Stated exercise. Can you update the material from the line with "breadcrumb-current: Quota <box>356" up to and including the line with "calendar-button[interactable] <box>1707 11", replacing "sidebar-item" with "nav-item" and changing nothing else? Give back only those lines.

Dataset.
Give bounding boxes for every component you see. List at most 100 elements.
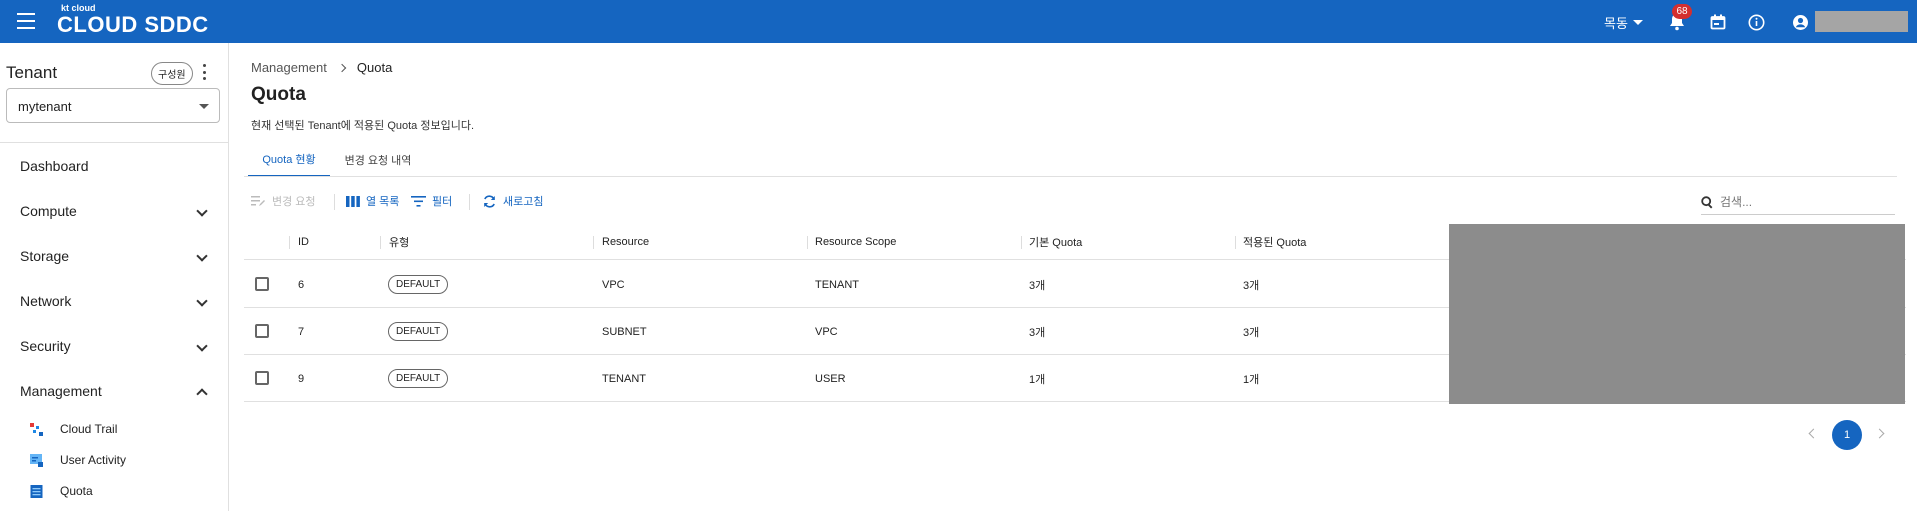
breadcrumb-current: Quota <box>356 60 393 75</box>
refresh-icon <box>484 194 495 208</box>
pagination-prev-icon[interactable] <box>1808 428 1818 438</box>
sidebar-item-quota[interactable]: Quota <box>0 478 228 504</box>
caret-down-icon <box>199 104 209 109</box>
info-icon <box>1748 14 1764 30</box>
sidebar-item-management[interactable]: Management <box>0 374 228 408</box>
columns-button[interactable]: 열 목록 <box>346 193 399 209</box>
sidebar-item-dashboard[interactable]: Dashboard <box>0 149 228 183</box>
cell-resource: SUBNET <box>602 325 647 338</box>
sidebar-item-compute[interactable]: Compute <box>0 194 228 228</box>
info-button[interactable] <box>1745 11 1767 33</box>
pagination-next-icon[interactable] <box>1874 428 1884 438</box>
breadcrumb-parent[interactable]: Management <box>251 60 327 75</box>
cell-base-quota: 1개 <box>1029 373 1046 386</box>
chevron-right-icon <box>337 63 347 72</box>
caret-down-icon <box>1632 20 1643 25</box>
cell-applied-quota: 3개 <box>1243 326 1260 339</box>
column-divider <box>807 236 808 249</box>
cell-resource: TENANT <box>602 372 646 385</box>
refresh-label: 새로고침 <box>503 196 544 208</box>
account-button[interactable] <box>1789 11 1811 33</box>
pagination-page-button[interactable]: 1 <box>1832 420 1862 450</box>
sidebar-item-network[interactable]: Network <box>0 284 228 318</box>
column-divider <box>593 236 594 249</box>
search-icon <box>1701 195 1713 208</box>
filter-button[interactable]: 필터 <box>411 193 452 209</box>
account-icon <box>1792 14 1808 30</box>
user-name-redacted[interactable] <box>1815 11 1908 32</box>
column-divider <box>1235 236 1236 249</box>
refresh-button[interactable]: 새로고침 <box>482 193 543 209</box>
chevron-down-icon <box>196 340 208 352</box>
sidebar-item-label: Management <box>20 383 102 399</box>
type-chip: DEFAULT <box>388 369 449 388</box>
user-activity-icon <box>30 454 43 467</box>
calendar-button[interactable] <box>1707 11 1729 33</box>
toolbar-divider <box>469 194 470 210</box>
column-header-resource[interactable]: Resource <box>602 224 649 260</box>
sidebar-item-label: Dashboard <box>20 158 89 174</box>
sidebar-item-label: Cloud Trail <box>60 422 118 436</box>
column-divider <box>289 236 290 249</box>
calendar-icon <box>1710 14 1726 30</box>
tabs-divider <box>244 176 1897 177</box>
sidebar-item-security[interactable]: Security <box>0 329 228 363</box>
cell-type: DEFAULT <box>388 308 449 355</box>
column-header-applied-quota[interactable]: 적용된 Quota <box>1243 224 1306 260</box>
change-request-button[interactable]: 변경 요청 <box>251 193 316 209</box>
logo-text: CLOUD SDDC <box>57 12 209 37</box>
search-box <box>1701 190 1895 215</box>
sidebar-item-storage[interactable]: Storage <box>0 239 228 273</box>
cell-resource-scope: VPC <box>815 325 838 338</box>
row-checkbox[interactable] <box>255 371 269 385</box>
chevron-up-icon <box>196 388 208 400</box>
cell-resource-scope: USER <box>815 372 846 385</box>
tenant-select[interactable]: mytenant <box>6 88 220 123</box>
redacted-region <box>1449 224 1905 404</box>
menu-icon[interactable] <box>17 13 35 29</box>
tenant-title: Tenant <box>6 63 58 82</box>
search-input[interactable] <box>1720 195 1880 209</box>
chevron-down-icon <box>196 205 208 217</box>
tab-change-requests[interactable]: 변경 요청 내역 <box>336 143 420 177</box>
quota-icon <box>30 485 43 498</box>
column-header-resource-scope[interactable]: Resource Scope <box>815 224 896 260</box>
sidebar-item-label: Quota <box>60 484 93 498</box>
members-button[interactable]: 구성원 <box>151 62 193 85</box>
row-checkbox[interactable] <box>255 277 269 291</box>
cell-id: 7 <box>298 325 305 338</box>
sidebar-item-label: Compute <box>20 203 77 219</box>
sidebar-item-cloud-trail[interactable]: Cloud Trail <box>0 416 228 442</box>
sidebar-item-label: Network <box>20 293 72 309</box>
cell-applied-quota: 3개 <box>1243 279 1260 292</box>
column-header-id[interactable]: ID <box>298 224 309 260</box>
columns-icon <box>346 195 360 207</box>
column-divider <box>380 236 381 249</box>
sidebar-divider <box>0 142 229 143</box>
tenant-select-value: mytenant <box>18 99 72 114</box>
sidebar-item-user-activity[interactable]: User Activity <box>0 447 228 473</box>
row-checkbox[interactable] <box>255 324 269 338</box>
sidebar: Tenant 구성원 mytenant Dashboard Compute St… <box>0 43 229 511</box>
edit-list-icon <box>251 196 265 206</box>
page-title: Quota <box>251 84 306 105</box>
column-header-base-quota[interactable]: 기본 Quota <box>1029 224 1082 260</box>
column-header-type[interactable]: 유형 <box>389 224 409 260</box>
cell-id: 6 <box>298 278 305 291</box>
filter-label: 필터 <box>432 196 453 208</box>
filter-icon <box>411 195 426 207</box>
cloud-trail-icon <box>30 423 43 436</box>
columns-label: 열 목록 <box>366 196 400 208</box>
breadcrumb: Management Quota <box>251 60 392 75</box>
language-selector[interactable]: 목동 <box>1604 13 1643 32</box>
type-chip: DEFAULT <box>388 322 449 341</box>
cell-type: DEFAULT <box>388 261 449 308</box>
type-chip: DEFAULT <box>388 275 449 294</box>
page-description: 현재 선택된 Tenant에 적용된 Quota 정보입니다. <box>251 120 475 132</box>
sidebar-item-label: Storage <box>20 248 70 264</box>
cell-base-quota: 3개 <box>1029 279 1046 292</box>
logo[interactable]: kt cloud CLOUD SDDC <box>57 4 209 36</box>
tab-quota-status[interactable]: Quota 현황 <box>248 143 330 177</box>
sidebar-item-label: User Activity <box>60 453 127 467</box>
more-vert-icon[interactable] <box>201 64 207 80</box>
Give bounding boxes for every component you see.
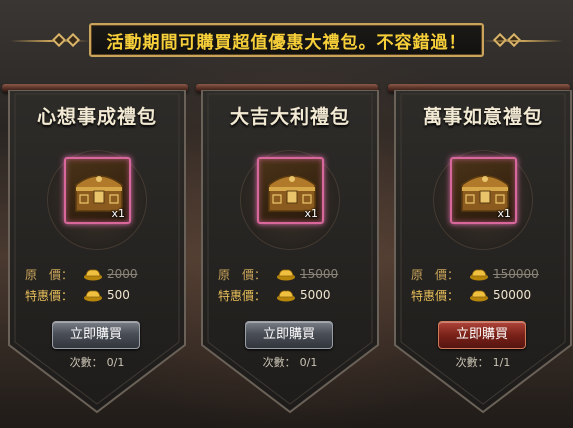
pack-title: 心想事成禮包 bbox=[36, 106, 157, 128]
original-price-label: 原 價： bbox=[218, 267, 267, 282]
special-price-value: 50000 bbox=[493, 288, 532, 302]
purchase-count: 次數： 0/1 bbox=[200, 354, 380, 370]
special-price-value: 500 bbox=[107, 288, 130, 302]
gift-pack-card: 萬事如意禮包 x1 原 價： 150000 特惠價： 50000 立即購買 次數… bbox=[393, 90, 573, 415]
special-price-row: 特惠價： 500 bbox=[25, 286, 175, 304]
buy-now-button[interactable]: 立即購買 bbox=[245, 321, 333, 349]
item-quantity: x1 bbox=[497, 207, 511, 220]
original-price-value: 15000 bbox=[300, 267, 339, 281]
header-banner: 活動期間可購買超值優惠大禮包。不容錯過！ bbox=[0, 0, 573, 78]
banner-box: 活動期間可購買超值優惠大禮包。不容錯過！ bbox=[89, 23, 484, 57]
purchase-count-label: 次數： bbox=[69, 356, 103, 369]
original-price-label: 原 價： bbox=[25, 267, 74, 282]
original-price-value: 2000 bbox=[107, 267, 138, 281]
item-slot[interactable]: x1 bbox=[64, 157, 131, 224]
original-price-value: 150000 bbox=[493, 267, 539, 281]
gift-pack-card: 心想事成禮包 x1 原 價： 2000 特惠價： 500 立即購買 次數： 0/1 bbox=[7, 90, 187, 415]
item-quantity: x1 bbox=[304, 207, 318, 220]
purchase-count-label: 次數： bbox=[262, 356, 296, 369]
special-price-label: 特惠價： bbox=[218, 288, 267, 303]
pack-title: 大吉大利禮包 bbox=[229, 106, 350, 128]
diamond-ornament-icon bbox=[51, 32, 67, 48]
original-price-row: 原 價： 15000 bbox=[218, 265, 368, 283]
gold-ingot-icon bbox=[277, 290, 295, 302]
pack-title: 萬事如意禮包 bbox=[422, 106, 543, 128]
gold-ingot-icon bbox=[277, 269, 295, 281]
purchase-count-label: 次數： bbox=[455, 356, 489, 369]
special-price-value: 5000 bbox=[300, 288, 331, 302]
special-price-label: 特惠價： bbox=[411, 288, 460, 303]
gold-ingot-icon bbox=[84, 290, 102, 302]
banner-text: 活動期間可購買超值優惠大禮包。不容錯過！ bbox=[106, 32, 467, 53]
buy-now-button[interactable]: 立即購買 bbox=[52, 321, 140, 349]
original-price-row: 原 價： 2000 bbox=[25, 265, 175, 283]
purchase-count-value: 1/1 bbox=[492, 356, 511, 369]
special-price-label: 特惠價： bbox=[25, 288, 74, 303]
gift-pack-card: 大吉大利禮包 x1 原 價： 15000 特惠價： 5000 立即購買 次數： 0… bbox=[200, 90, 380, 415]
special-price-row: 特惠價： 50000 bbox=[411, 286, 561, 304]
banner-decor-line-right bbox=[483, 40, 563, 42]
item-slot[interactable]: x1 bbox=[257, 157, 324, 224]
buy-now-button[interactable]: 立即購買 bbox=[438, 321, 526, 349]
purchase-count: 次數： 0/1 bbox=[7, 354, 187, 370]
original-price-row: 原 價： 150000 bbox=[411, 265, 561, 283]
original-price-label: 原 價： bbox=[411, 267, 460, 282]
diamond-ornament-icon bbox=[65, 32, 81, 48]
gold-ingot-icon bbox=[470, 290, 488, 302]
gold-ingot-icon bbox=[84, 269, 102, 281]
purchase-count-value: 0/1 bbox=[106, 356, 125, 369]
special-price-row: 特惠價： 5000 bbox=[218, 286, 368, 304]
gold-ingot-icon bbox=[470, 269, 488, 281]
item-slot[interactable]: x1 bbox=[450, 157, 517, 224]
purchase-count: 次數： 1/1 bbox=[393, 354, 573, 370]
item-quantity: x1 bbox=[111, 207, 125, 220]
purchase-count-value: 0/1 bbox=[299, 356, 318, 369]
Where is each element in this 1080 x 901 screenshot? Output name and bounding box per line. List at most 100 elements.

Response.
breadcrumb-current: Quota <box>356 60 393 75</box>
refresh-icon <box>484 194 495 208</box>
pagination-prev-icon[interactable] <box>1808 428 1818 438</box>
nav-item-quota[interactable]: Quota <box>0 478 228 504</box>
caret-down-icon <box>199 104 209 109</box>
info-icon <box>1748 14 1764 30</box>
nav-item-management[interactable]: Management <box>0 374 228 408</box>
columns-button[interactable]: 열 목록 <box>346 193 399 209</box>
nav-item-dashboard[interactable]: Dashboard <box>0 149 228 183</box>
cell-resource: SUBNET <box>602 325 647 338</box>
nav-item-compute[interactable]: Compute <box>0 194 228 228</box>
info-button[interactable] <box>1745 11 1767 33</box>
pagination-next-icon[interactable] <box>1874 428 1884 438</box>
breadcrumb-parent[interactable]: Management <box>251 60 327 75</box>
cell-base-quota: 1개 <box>1029 373 1046 386</box>
chevron-right-icon <box>337 63 347 72</box>
caret-down-icon <box>1632 20 1643 25</box>
cell-applied-quota: 3개 <box>1243 326 1260 339</box>
column-divider <box>807 236 808 249</box>
cell-resource: TENANT <box>602 372 646 385</box>
refresh-label: 새로고침 <box>503 196 544 208</box>
account-button[interactable] <box>1789 11 1811 33</box>
pagination-page-button[interactable]: 1 <box>1832 420 1862 450</box>
nav-item-network[interactable]: Network <box>0 284 228 318</box>
column-divider <box>593 236 594 249</box>
search-icon <box>1701 195 1713 208</box>
filter-button[interactable]: 필터 <box>411 193 452 209</box>
account-icon <box>1792 14 1808 30</box>
user-name-redacted[interactable] <box>1815 11 1908 32</box>
column-divider <box>1235 236 1236 249</box>
refresh-button[interactable]: 새로고침 <box>482 193 543 209</box>
chevron-down-icon <box>196 340 208 352</box>
nav-item-label: Management <box>20 383 102 399</box>
type-chip: DEFAULT <box>388 369 449 388</box>
user-activity-icon <box>30 454 43 467</box>
calendar-button[interactable] <box>1707 11 1729 33</box>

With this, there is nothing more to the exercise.